◆ **INFORMATION GIVEN**

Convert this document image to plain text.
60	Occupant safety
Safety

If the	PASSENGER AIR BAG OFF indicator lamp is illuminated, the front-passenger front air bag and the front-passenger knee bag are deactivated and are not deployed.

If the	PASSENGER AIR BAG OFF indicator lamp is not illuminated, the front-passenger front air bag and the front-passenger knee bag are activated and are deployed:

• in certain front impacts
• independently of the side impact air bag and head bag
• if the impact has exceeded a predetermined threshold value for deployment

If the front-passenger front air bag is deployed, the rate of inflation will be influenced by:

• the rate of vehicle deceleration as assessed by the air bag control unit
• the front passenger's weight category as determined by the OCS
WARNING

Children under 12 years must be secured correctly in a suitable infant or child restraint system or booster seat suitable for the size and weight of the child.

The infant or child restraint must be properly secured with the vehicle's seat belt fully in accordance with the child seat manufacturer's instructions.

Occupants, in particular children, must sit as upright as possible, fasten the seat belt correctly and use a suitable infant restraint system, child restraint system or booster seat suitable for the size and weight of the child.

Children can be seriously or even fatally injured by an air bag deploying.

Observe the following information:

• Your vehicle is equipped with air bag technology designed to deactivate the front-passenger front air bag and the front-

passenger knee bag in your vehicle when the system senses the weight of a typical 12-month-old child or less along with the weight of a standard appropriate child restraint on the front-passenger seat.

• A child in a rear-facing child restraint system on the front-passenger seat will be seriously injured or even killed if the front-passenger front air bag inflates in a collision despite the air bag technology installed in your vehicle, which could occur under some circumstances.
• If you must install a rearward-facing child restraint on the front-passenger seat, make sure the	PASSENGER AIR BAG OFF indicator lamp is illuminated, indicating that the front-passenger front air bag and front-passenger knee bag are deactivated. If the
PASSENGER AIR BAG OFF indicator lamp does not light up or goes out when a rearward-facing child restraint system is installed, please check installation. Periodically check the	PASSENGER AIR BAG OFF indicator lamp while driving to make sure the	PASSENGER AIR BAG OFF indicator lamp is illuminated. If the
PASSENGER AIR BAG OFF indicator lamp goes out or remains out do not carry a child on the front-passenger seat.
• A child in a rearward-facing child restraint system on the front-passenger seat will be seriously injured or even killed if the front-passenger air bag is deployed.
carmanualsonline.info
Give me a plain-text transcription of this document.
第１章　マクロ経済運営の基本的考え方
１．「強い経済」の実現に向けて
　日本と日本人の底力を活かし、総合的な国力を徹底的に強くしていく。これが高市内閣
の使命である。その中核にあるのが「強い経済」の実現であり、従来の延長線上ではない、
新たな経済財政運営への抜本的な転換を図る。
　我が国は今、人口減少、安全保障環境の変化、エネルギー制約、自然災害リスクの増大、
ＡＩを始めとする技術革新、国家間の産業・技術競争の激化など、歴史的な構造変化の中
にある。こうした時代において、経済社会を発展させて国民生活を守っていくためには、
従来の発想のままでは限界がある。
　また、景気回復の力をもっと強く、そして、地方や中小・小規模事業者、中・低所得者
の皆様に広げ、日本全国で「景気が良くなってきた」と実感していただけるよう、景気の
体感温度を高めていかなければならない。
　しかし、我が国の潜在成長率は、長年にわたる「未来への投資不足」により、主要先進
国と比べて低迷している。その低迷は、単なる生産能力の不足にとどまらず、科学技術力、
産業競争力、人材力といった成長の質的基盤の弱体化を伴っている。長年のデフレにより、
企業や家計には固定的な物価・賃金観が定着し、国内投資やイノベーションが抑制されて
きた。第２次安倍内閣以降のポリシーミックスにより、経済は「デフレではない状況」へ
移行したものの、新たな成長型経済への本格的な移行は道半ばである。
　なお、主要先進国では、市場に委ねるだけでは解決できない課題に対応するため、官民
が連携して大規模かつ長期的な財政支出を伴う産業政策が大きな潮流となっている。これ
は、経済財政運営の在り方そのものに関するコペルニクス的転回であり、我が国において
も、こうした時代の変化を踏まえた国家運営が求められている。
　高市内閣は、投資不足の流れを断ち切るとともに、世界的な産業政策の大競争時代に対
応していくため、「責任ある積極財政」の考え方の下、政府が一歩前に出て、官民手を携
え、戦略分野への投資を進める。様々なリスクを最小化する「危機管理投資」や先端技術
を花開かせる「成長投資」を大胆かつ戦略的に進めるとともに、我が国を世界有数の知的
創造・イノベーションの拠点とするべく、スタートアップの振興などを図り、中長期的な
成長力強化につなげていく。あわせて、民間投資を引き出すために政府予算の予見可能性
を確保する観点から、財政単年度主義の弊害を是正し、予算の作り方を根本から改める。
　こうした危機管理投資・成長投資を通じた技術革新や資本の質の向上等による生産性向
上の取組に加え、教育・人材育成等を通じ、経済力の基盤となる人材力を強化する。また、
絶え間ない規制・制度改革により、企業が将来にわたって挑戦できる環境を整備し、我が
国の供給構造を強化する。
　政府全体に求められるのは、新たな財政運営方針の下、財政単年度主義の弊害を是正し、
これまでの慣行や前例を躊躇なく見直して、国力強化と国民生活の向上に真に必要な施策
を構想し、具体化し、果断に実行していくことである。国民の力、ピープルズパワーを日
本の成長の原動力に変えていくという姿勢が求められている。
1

◆ **GOAL OF THE EXERCISE**
Copy the records above exactly as they appear.

◆ **RESULT OF THIS TASK**
Convert this document image to plain text.
60	Occupant safety
Safety

If the	PASSENGER AIR BAG OFF indicator lamp is illuminated, the front-passenger front air bag and the front-passenger knee bag are deactivated and are not deployed.

If the	PASSENGER AIR BAG OFF indicator lamp is not illuminated, the front-passenger front air bag and the front-passenger knee bag are activated and are deployed:

• in certain front impacts
• independently of the side impact air bag and head bag
• if the impact has exceeded a predetermined threshold value for deployment

If the front-passenger front air bag is deployed, the rate of inflation will be influenced by:

• the rate of vehicle deceleration as assessed by the air bag control unit
• the front passenger's weight category as determined by the OCS
WARNING

Children under 12 years must be secured correctly in a suitable infant or child restraint system or booster seat suitable for the size and weight of the child.

The infant or child restraint must be properly secured with the vehicle's seat belt fully in accordance with the child seat manufacturer's instructions.

Occupants, in particular children, must sit as upright as possible, fasten the seat belt correctly and use a suitable infant restraint system, child restraint system or booster seat suitable for the size and weight of the child.

Children can be seriously or even fatally injured by an air bag deploying.

Observe the following information:

• Your vehicle is equipped with air bag technology designed to deactivate the front-passenger front air bag and the front-

passenger knee bag in your vehicle when the system senses the weight of a typical 12-month-old child or less along with the weight of a standard appropriate child restraint on the front-passenger seat.

• A child in a rear-facing child restraint system on the front-passenger seat will be seriously injured or even killed if the front-passenger front air bag inflates in a collision despite the air bag technology installed in your vehicle, which could occur under some circumstances.
• If you must install a rearward-facing child restraint on the front-passenger seat, make sure the	PASSENGER AIR BAG OFF indicator lamp is illuminated, indicating that the front-passenger front air bag and front-passenger knee bag are deactivated. If the
PASSENGER AIR BAG OFF indicator lamp does not light up or goes out when a rearward-facing child restraint system is installed, please check installation. Periodically check the	PASSENGER AIR BAG OFF indicator lamp while driving to make sure the	PASSENGER AIR BAG OFF indicator lamp is illuminated. If the
PASSENGER AIR BAG OFF indicator lamp goes out or remains out do not carry a child on the front-passenger seat.
• A child in a rearward-facing child restraint system on the front-passenger seat will be seriously injured or even killed if the front-passenger air bag is deployed.
carmanualsonline.info
Give me a plain-text transcription of this document.
第１章　マクロ経済運営の基本的考え方
１．「強い経済」の実現に向けて
　日本と日本人の底力を活かし、総合的な国力を徹底的に強くしていく。これが高市内閣
の使命である。その中核にあるのが「強い経済」の実現であり、従来の延長線上ではない、
新たな経済財政運営への抜本的な転換を図る。
　我が国は今、人口減少、安全保障環境の変化、エネルギー制約、自然災害リスクの増大、
ＡＩを始めとする技術革新、国家間の産業・技術競争の激化など、歴史的な構造変化の中
にある。こうした時代において、経済社会を発展させて国民生活を守っていくためには、
従来の発想のままでは限界がある。
　また、景気回復の力をもっと強く、そして、地方や中小・小規模事業者、中・低所得者
の皆様に広げ、日本全国で「景気が良くなってきた」と実感していただけるよう、景気の
体感温度を高めていかなければならない。
　しかし、我が国の潜在成長率は、長年にわたる「未来への投資不足」により、主要先進
国と比べて低迷している。その低迷は、単なる生産能力の不足にとどまらず、科学技術力、
産業競争力、人材力といった成長の質的基盤の弱体化を伴っている。長年のデフレにより、
企業や家計には固定的な物価・賃金観が定着し、国内投資やイノベーションが抑制されて
きた。第２次安倍内閣以降のポリシーミックスにより、経済は「デフレではない状況」へ
移行したものの、新たな成長型経済への本格的な移行は道半ばである。
　なお、主要先進国では、市場に委ねるだけでは解決できない課題に対応するため、官民
が連携して大規模かつ長期的な財政支出を伴う産業政策が大きな潮流となっている。これ
は、経済財政運営の在り方そのものに関するコペルニクス的転回であり、我が国において
も、こうした時代の変化を踏まえた国家運営が求められている。
　高市内閣は、投資不足の流れを断ち切るとともに、世界的な産業政策の大競争時代に対
応していくため、「責任ある積極財政」の考え方の下、政府が一歩前に出て、官民手を携
え、戦略分野への投資を進める。様々なリスクを最小化する「危機管理投資」や先端技術
を花開かせる「成長投資」を大胆かつ戦略的に進めるとともに、我が国を世界有数の知的
創造・イノベーションの拠点とするべく、スタートアップの振興などを図り、中長期的な
成長力強化につなげていく。あわせて、民間投資を引き出すために政府予算の予見可能性
を確保する観点から、財政単年度主義の弊害を是正し、予算の作り方を根本から改める。
　こうした危機管理投資・成長投資を通じた技術革新や資本の質の向上等による生産性向
上の取組に加え、教育・人材育成等を通じ、経済力の基盤となる人材力を強化する。また、
絶え間ない規制・制度改革により、企業が将来にわたって挑戦できる環境を整備し、我が
国の供給構造を強化する。
　政府全体に求められるのは、新たな財政運営方針の下、財政単年度主義の弊害を是正し、
これまでの慣行や前例を躊躇なく見直して、国力強化と国民生活の向上に真に必要な施策
を構想し、具体化し、果断に実行していくことである。国民の力、ピープルズパワーを日
本の成長の原動力に変えていくという姿勢が求められている。
1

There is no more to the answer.